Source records
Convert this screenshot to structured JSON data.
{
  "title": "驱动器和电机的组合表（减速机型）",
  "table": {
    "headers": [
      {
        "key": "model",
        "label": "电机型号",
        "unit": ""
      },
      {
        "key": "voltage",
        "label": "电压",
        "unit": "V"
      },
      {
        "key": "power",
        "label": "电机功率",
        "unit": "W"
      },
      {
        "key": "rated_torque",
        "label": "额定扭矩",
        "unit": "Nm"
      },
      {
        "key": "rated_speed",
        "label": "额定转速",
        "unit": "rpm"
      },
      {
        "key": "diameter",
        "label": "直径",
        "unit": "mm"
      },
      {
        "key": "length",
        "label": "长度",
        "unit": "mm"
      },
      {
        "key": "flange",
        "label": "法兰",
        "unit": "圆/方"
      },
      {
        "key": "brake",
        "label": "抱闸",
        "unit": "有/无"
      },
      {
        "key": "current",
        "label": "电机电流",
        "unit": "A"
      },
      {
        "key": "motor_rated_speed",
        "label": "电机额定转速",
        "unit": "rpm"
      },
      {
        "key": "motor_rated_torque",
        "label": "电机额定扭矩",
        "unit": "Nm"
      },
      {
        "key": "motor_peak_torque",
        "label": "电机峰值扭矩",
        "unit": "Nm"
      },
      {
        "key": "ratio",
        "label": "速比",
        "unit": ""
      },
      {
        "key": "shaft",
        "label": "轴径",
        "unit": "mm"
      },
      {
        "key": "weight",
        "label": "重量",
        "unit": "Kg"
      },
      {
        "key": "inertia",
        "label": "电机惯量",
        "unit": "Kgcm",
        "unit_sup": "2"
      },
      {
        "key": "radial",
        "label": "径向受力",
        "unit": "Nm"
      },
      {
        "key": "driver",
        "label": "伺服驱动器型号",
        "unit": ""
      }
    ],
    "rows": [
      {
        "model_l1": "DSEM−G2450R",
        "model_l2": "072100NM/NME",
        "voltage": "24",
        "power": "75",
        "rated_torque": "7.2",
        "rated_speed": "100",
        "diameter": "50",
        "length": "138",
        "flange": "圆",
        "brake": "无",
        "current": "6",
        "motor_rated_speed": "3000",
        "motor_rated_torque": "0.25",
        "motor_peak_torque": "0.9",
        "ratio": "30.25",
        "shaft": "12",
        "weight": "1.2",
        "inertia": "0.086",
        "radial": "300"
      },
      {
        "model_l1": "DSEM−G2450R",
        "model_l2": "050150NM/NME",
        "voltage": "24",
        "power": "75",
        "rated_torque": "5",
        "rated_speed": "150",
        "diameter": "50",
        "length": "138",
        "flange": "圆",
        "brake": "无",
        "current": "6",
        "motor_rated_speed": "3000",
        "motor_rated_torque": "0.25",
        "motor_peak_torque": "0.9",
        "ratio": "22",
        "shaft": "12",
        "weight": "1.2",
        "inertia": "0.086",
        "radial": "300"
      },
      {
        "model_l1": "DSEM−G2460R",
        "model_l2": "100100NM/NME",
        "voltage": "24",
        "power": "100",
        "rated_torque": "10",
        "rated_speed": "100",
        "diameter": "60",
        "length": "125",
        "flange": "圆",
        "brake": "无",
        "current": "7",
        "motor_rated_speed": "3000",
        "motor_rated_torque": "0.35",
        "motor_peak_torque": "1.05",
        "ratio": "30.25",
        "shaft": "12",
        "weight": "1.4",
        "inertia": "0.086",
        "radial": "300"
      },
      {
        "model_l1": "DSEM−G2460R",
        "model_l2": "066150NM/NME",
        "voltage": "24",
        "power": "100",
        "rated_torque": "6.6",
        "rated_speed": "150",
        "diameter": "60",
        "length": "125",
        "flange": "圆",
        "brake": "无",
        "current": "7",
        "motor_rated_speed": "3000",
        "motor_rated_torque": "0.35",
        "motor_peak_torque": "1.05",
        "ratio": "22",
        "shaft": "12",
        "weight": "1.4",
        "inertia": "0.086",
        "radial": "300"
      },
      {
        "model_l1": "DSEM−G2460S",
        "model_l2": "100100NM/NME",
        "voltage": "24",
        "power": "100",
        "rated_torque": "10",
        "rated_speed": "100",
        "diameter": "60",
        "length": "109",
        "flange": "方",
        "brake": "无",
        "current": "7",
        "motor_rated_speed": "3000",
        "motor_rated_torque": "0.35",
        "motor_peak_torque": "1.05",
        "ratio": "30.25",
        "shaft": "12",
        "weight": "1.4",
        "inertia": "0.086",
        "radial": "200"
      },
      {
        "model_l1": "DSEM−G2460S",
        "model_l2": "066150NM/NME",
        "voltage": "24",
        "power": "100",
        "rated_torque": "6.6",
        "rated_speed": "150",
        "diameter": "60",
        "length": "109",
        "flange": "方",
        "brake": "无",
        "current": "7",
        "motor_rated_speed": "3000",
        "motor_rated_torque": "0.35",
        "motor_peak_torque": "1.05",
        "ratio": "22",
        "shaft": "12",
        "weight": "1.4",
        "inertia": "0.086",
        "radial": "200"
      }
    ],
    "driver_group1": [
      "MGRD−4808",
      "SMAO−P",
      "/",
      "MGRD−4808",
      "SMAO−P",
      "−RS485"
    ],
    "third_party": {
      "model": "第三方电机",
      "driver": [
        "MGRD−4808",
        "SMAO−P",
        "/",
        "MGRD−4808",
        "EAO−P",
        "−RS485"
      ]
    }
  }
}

■ Your objective
Repeat the material word for word, in full.

■ Answer to this task
Convert this screenshot to structured JSON data.
{
  "title": "驱动器和电机的组合表（减速机型）",
  "table": {
    "headers": [
      {
        "key": "model",
        "label": "电机型号",
        "unit": ""
      },
      {
        "key": "voltage",
        "label": "电压",
        "unit": "V"
      },
      {
        "key": "power",
        "label": "电机功率",
        "unit": "W"
      },
      {
        "key": "rated_torque",
        "label": "额定扭矩",
        "unit": "Nm"
      },
      {
        "key": "rated_speed",
        "label": "额定转速",
        "unit": "rpm"
      },
      {
        "key": "diameter",
        "label": "直径",
        "unit": "mm"
      },
      {
        "key": "length",
        "label": "长度",
        "unit": "mm"
      },
      {
        "key": "flange",
        "label": "法兰",
        "unit": "圆/方"
      },
      {
        "key": "brake",
        "label": "抱闸",
        "unit": "有/无"
      },
      {
        "key": "current",
        "label": "电机电流",
        "unit": "A"
      },
      {
        "key": "motor_rated_speed",
        "label": "电机额定转速",
        "unit": "rpm"
      },
      {
        "key": "motor_rated_torque",
        "label": "电机额定扭矩",
        "unit": "Nm"
      },
      {
        "key": "motor_peak_torque",
        "label": "电机峰值扭矩",
        "unit": "Nm"
      },
      {
        "key": "ratio",
        "label": "速比",
        "unit": ""
      },
      {
        "key": "shaft",
        "label": "轴径",
        "unit": "mm"
      },
      {
        "key": "weight",
        "label": "重量",
        "unit": "Kg"
      },
      {
        "key": "inertia",
        "label": "电机惯量",
        "unit": "Kgcm",
        "unit_sup": "2"
      },
      {
        "key": "radial",
        "label": "径向受力",
        "unit": "Nm"
      },
      {
        "key": "driver",
        "label": "伺服驱动器型号",
        "unit": ""
      }
    ],
    "rows": [
      {
        "model_l1": "DSEM−G2450R",
        "model_l2": "072100NM/NME",
        "voltage": "24",
        "power": "75",
        "rated_torque": "7.2",
        "rated_speed": "100",
        "diameter": "50",
        "length": "138",
        "flange": "圆",
        "brake": "无",
        "current": "6",
        "motor_rated_speed": "3000",
        "motor_rated_torque": "0.25",
        "motor_peak_torque": "0.9",
        "ratio": "30.25",
        "shaft": "12",
        "weight": "1.2",
        "inertia": "0.086",
        "radial": "300"
      },
      {
        "model_l1": "DSEM−G2450R",
        "model_l2": "050150NM/NME",
        "voltage": "24",
        "power": "75",
        "rated_torque": "5",
        "rated_speed": "150",
        "diameter": "50",
        "length": "138",
        "flange": "圆",
        "brake": "无",
        "current": "6",
        "motor_rated_speed": "3000",
        "motor_rated_torque": "0.25",
        "motor_peak_torque": "0.9",
        "ratio": "22",
        "shaft": "12",
        "weight": "1.2",
        "inertia": "0.086",
        "radial": "300"
      },
      {
        "model_l1": "DSEM−G2460R",
        "model_l2": "100100NM/NME",
        "voltage": "24",
        "power": "100",
        "rated_torque": "10",
        "rated_speed": "100",
        "diameter": "60",
        "length": "125",
        "flange": "圆",
        "brake": "无",
        "current": "7",
        "motor_rated_speed": "3000",
        "motor_rated_torque": "0.35",
        "motor_peak_torque": "1.05",
        "ratio": "30.25",
        "shaft": "12",
        "weight": "1.4",
        "inertia": "0.086",
        "radial": "300"
      },
      {
        "model_l1": "DSEM−G2460R",
        "model_l2": "066150NM/NME",
        "voltage": "24",
        "power": "100",
        "rated_torque": "6.6",
        "rated_speed": "150",
        "diameter": "60",
        "length": "125",
        "flange": "圆",
        "brake": "无",
        "current": "7",
        "motor_rated_speed": "3000",
        "motor_rated_torque": "0.35",
        "motor_peak_torque": "1.05",
        "ratio": "22",
        "shaft": "12",
        "weight": "1.4",
        "inertia": "0.086",
        "radial": "300"
      },
      {
        "model_l1": "DSEM−G2460S",
        "model_l2": "100100NM/NME",
        "voltage": "24",
        "power": "100",
        "rated_torque": "10",
        "rated_speed": "100",
        "diameter": "60",
        "length": "109",
        "flange": "方",
        "brake": "无",
        "current": "7",
        "motor_rated_speed": "3000",
        "motor_rated_torque": "0.35",
        "motor_peak_torque": "1.05",
        "ratio": "30.25",
        "shaft": "12",
        "weight": "1.4",
        "inertia": "0.086",
        "radial": "200"
      },
      {
        "model_l1": "DSEM−G2460S",
        "model_l2": "066150NM/NME",
        "voltage": "24",
        "power": "100",
        "rated_torque": "6.6",
        "rated_speed": "150",
        "diameter": "60",
        "length": "109",
        "flange": "方",
        "brake": "无",
        "current": "7",
        "motor_rated_speed": "3000",
        "motor_rated_torque": "0.35",
        "motor_peak_torque": "1.05",
        "ratio": "22",
        "shaft": "12",
        "weight": "1.4",
        "inertia": "0.086",
        "radial": "200"
      }
    ],
    "driver_group1": [
      "MGRD−4808",
      "SMAO−P",
      "/",
      "MGRD−4808",
      "SMAO−P",
      "−RS485"
    ],
    "third_party": {
      "model": "第三方电机",
      "driver": [
        "MGRD−4808",
        "SMAO−P",
        "/",
        "MGRD−4808",
        "EAO−P",
        "−RS485"
      ]
    }
  }
}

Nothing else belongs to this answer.